RECORDED DATA:
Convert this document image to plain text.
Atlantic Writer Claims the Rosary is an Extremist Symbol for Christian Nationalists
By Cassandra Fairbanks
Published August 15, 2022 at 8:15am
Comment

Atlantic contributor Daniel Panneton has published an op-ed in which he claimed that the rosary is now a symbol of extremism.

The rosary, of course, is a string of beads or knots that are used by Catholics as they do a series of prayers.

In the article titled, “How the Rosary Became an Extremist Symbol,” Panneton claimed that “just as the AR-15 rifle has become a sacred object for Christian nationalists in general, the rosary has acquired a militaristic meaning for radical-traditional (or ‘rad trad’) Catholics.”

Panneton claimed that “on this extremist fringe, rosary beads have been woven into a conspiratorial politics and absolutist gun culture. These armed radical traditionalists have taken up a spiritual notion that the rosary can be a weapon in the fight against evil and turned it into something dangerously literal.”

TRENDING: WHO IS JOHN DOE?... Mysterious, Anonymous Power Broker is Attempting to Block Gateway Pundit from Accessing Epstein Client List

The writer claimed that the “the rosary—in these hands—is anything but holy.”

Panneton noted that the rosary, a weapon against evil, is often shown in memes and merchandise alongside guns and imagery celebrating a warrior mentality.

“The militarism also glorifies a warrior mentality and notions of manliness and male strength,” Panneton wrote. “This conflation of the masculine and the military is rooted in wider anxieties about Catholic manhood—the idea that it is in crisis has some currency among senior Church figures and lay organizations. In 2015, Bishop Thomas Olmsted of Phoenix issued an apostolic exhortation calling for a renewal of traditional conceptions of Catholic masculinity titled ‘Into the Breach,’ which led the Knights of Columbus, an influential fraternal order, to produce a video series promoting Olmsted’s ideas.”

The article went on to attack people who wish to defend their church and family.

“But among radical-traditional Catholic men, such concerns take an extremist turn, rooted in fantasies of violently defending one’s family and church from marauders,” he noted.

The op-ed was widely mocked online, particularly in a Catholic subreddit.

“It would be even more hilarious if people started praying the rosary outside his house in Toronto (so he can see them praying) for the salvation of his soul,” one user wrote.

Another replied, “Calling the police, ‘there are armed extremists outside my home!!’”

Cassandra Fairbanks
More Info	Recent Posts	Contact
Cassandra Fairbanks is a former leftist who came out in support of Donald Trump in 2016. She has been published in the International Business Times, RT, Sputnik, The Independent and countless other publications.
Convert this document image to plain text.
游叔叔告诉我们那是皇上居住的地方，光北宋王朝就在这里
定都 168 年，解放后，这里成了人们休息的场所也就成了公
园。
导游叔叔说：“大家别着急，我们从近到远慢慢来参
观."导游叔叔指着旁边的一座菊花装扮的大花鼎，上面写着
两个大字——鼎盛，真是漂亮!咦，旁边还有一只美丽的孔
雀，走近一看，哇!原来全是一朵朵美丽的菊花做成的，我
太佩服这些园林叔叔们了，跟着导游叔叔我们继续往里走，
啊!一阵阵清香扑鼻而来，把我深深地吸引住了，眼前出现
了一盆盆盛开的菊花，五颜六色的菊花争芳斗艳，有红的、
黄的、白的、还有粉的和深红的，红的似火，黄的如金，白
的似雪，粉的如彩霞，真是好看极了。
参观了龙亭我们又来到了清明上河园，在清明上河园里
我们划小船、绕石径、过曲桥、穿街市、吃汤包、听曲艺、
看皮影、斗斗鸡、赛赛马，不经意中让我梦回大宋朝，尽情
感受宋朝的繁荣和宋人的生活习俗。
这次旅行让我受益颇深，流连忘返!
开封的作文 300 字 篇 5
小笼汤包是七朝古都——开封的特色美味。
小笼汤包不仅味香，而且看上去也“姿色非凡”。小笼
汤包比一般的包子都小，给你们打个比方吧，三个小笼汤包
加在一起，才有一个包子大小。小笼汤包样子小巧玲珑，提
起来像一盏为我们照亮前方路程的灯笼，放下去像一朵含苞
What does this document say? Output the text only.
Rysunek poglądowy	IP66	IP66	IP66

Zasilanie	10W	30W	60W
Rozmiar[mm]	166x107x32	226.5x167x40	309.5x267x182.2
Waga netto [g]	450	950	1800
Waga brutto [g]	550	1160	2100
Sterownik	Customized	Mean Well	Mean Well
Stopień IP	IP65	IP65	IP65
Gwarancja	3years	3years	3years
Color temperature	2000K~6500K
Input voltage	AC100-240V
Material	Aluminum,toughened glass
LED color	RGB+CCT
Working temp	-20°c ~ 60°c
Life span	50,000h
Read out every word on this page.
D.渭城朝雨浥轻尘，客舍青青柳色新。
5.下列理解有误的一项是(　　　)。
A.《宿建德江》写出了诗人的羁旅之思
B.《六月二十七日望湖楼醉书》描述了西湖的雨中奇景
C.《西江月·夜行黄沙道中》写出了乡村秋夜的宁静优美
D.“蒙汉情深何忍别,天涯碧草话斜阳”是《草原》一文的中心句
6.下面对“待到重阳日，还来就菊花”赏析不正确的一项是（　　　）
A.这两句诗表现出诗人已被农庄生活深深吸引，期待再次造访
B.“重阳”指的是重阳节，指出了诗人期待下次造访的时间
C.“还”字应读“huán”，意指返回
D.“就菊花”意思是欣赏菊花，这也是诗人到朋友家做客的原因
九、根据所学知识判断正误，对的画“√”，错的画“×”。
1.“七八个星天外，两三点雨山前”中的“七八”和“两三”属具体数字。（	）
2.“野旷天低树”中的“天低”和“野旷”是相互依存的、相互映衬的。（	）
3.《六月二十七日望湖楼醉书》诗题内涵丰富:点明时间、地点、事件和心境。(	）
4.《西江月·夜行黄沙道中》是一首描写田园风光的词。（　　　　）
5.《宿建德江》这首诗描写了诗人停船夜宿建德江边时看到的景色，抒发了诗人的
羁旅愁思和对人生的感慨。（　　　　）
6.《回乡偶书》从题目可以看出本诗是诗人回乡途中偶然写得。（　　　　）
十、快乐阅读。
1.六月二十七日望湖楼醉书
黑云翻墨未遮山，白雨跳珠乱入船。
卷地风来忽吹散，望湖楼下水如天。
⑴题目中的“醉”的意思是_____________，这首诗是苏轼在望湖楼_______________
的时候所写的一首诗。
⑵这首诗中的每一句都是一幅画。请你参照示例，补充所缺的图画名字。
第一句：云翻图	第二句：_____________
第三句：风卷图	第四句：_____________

DIRECTIVE: Repeat every entry exactly as written above.

TASK OUTPUT:
Convert this document image to plain text.
Atlantic Writer Claims the Rosary is an Extremist Symbol for Christian Nationalists
By Cassandra Fairbanks
Published August 15, 2022 at 8:15am
Comment

Atlantic contributor Daniel Panneton has published an op-ed in which he claimed that the rosary is now a symbol of extremism.

The rosary, of course, is a string of beads or knots that are used by Catholics as they do a series of prayers.

In the article titled, “How the Rosary Became an Extremist Symbol,” Panneton claimed that “just as the AR-15 rifle has become a sacred object for Christian nationalists in general, the rosary has acquired a militaristic meaning for radical-traditional (or ‘rad trad’) Catholics.”

Panneton claimed that “on this extremist fringe, rosary beads have been woven into a conspiratorial politics and absolutist gun culture. These armed radical traditionalists have taken up a spiritual notion that the rosary can be a weapon in the fight against evil and turned it into something dangerously literal.”

TRENDING: WHO IS JOHN DOE?... Mysterious, Anonymous Power Broker is Attempting to Block Gateway Pundit from Accessing Epstein Client List

The writer claimed that the “the rosary—in these hands—is anything but holy.”

Panneton noted that the rosary, a weapon against evil, is often shown in memes and merchandise alongside guns and imagery celebrating a warrior mentality.

“The militarism also glorifies a warrior mentality and notions of manliness and male strength,” Panneton wrote. “This conflation of the masculine and the military is rooted in wider anxieties about Catholic manhood—the idea that it is in crisis has some currency among senior Church figures and lay organizations. In 2015, Bishop Thomas Olmsted of Phoenix issued an apostolic exhortation calling for a renewal of traditional conceptions of Catholic masculinity titled ‘Into the Breach,’ which led the Knights of Columbus, an influential fraternal order, to produce a video series promoting Olmsted’s ideas.”

The article went on to attack people who wish to defend their church and family.

“But among radical-traditional Catholic men, such concerns take an extremist turn, rooted in fantasies of violently defending one’s family and church from marauders,” he noted.

The op-ed was widely mocked online, particularly in a Catholic subreddit.

“It would be even more hilarious if people started praying the rosary outside his house in Toronto (so he can see them praying) for the salvation of his soul,” one user wrote.

Another replied, “Calling the police, ‘there are armed extremists outside my home!!’”

Cassandra Fairbanks
More Info	Recent Posts	Contact
Cassandra Fairbanks is a former leftist who came out in support of Donald Trump in 2016. She has been published in the International Business Times, RT, Sputnik, The Independent and countless other publications.
Convert this document image to plain text.
游叔叔告诉我们那是皇上居住的地方，光北宋王朝就在这里
定都 168 年，解放后，这里成了人们休息的场所也就成了公
园。
导游叔叔说：“大家别着急，我们从近到远慢慢来参
观."导游叔叔指着旁边的一座菊花装扮的大花鼎，上面写着
两个大字——鼎盛，真是漂亮!咦，旁边还有一只美丽的孔
雀，走近一看，哇!原来全是一朵朵美丽的菊花做成的，我
太佩服这些园林叔叔们了，跟着导游叔叔我们继续往里走，
啊!一阵阵清香扑鼻而来，把我深深地吸引住了，眼前出现
了一盆盆盛开的菊花，五颜六色的菊花争芳斗艳，有红的、
黄的、白的、还有粉的和深红的，红的似火，黄的如金，白
的似雪，粉的如彩霞，真是好看极了。
参观了龙亭我们又来到了清明上河园，在清明上河园里
我们划小船、绕石径、过曲桥、穿街市、吃汤包、听曲艺、
看皮影、斗斗鸡、赛赛马，不经意中让我梦回大宋朝，尽情
感受宋朝的繁荣和宋人的生活习俗。
这次旅行让我受益颇深，流连忘返!
开封的作文 300 字 篇 5
小笼汤包是七朝古都——开封的特色美味。
小笼汤包不仅味香，而且看上去也“姿色非凡”。小笼
汤包比一般的包子都小，给你们打个比方吧，三个小笼汤包
加在一起，才有一个包子大小。小笼汤包样子小巧玲珑，提
起来像一盏为我们照亮前方路程的灯笼，放下去像一朵含苞
What does this document say? Output the text only.
Rysunek poglądowy	IP66	IP66	IP66

Zasilanie	10W	30W	60W
Rozmiar[mm]	166x107x32	226.5x167x40	309.5x267x182.2
Waga netto [g]	450	950	1800
Waga brutto [g]	550	1160	2100
Sterownik	Customized	Mean Well	Mean Well
Stopień IP	IP65	IP65	IP65
Gwarancja	3years	3years	3years
Color temperature	2000K~6500K
Input voltage	AC100-240V
Material	Aluminum,toughened glass
LED color	RGB+CCT
Working temp	-20°c ~ 60°c
Life span	50,000h
Read out every word on this page.
D.渭城朝雨浥轻尘，客舍青青柳色新。
5.下列理解有误的一项是(　　　)。
A.《宿建德江》写出了诗人的羁旅之思
B.《六月二十七日望湖楼醉书》描述了西湖的雨中奇景
C.《西江月·夜行黄沙道中》写出了乡村秋夜的宁静优美
D.“蒙汉情深何忍别,天涯碧草话斜阳”是《草原》一文的中心句
6.下面对“待到重阳日，还来就菊花”赏析不正确的一项是（　　　）
A.这两句诗表现出诗人已被农庄生活深深吸引，期待再次造访
B.“重阳”指的是重阳节，指出了诗人期待下次造访的时间
C.“还”字应读“huán”，意指返回
D.“就菊花”意思是欣赏菊花，这也是诗人到朋友家做客的原因
九、根据所学知识判断正误，对的画“√”，错的画“×”。
1.“七八个星天外，两三点雨山前”中的“七八”和“两三”属具体数字。（	）
2.“野旷天低树”中的“天低”和“野旷”是相互依存的、相互映衬的。（	）
3.《六月二十七日望湖楼醉书》诗题内涵丰富:点明时间、地点、事件和心境。(	）
4.《西江月·夜行黄沙道中》是一首描写田园风光的词。（　　　　）
5.《宿建德江》这首诗描写了诗人停船夜宿建德江边时看到的景色，抒发了诗人的
羁旅愁思和对人生的感慨。（　　　　）
6.《回乡偶书》从题目可以看出本诗是诗人回乡途中偶然写得。（　　　　）
十、快乐阅读。
1.六月二十七日望湖楼醉书
黑云翻墨未遮山，白雨跳珠乱入船。
卷地风来忽吹散，望湖楼下水如天。
⑴题目中的“醉”的意思是_____________，这首诗是苏轼在望湖楼_______________
的时候所写的一首诗。
⑵这首诗中的每一句都是一幅画。请你参照示例，补充所缺的图画名字。
第一句：云翻图	第二句：_____________
第三句：风卷图	第四句：_____________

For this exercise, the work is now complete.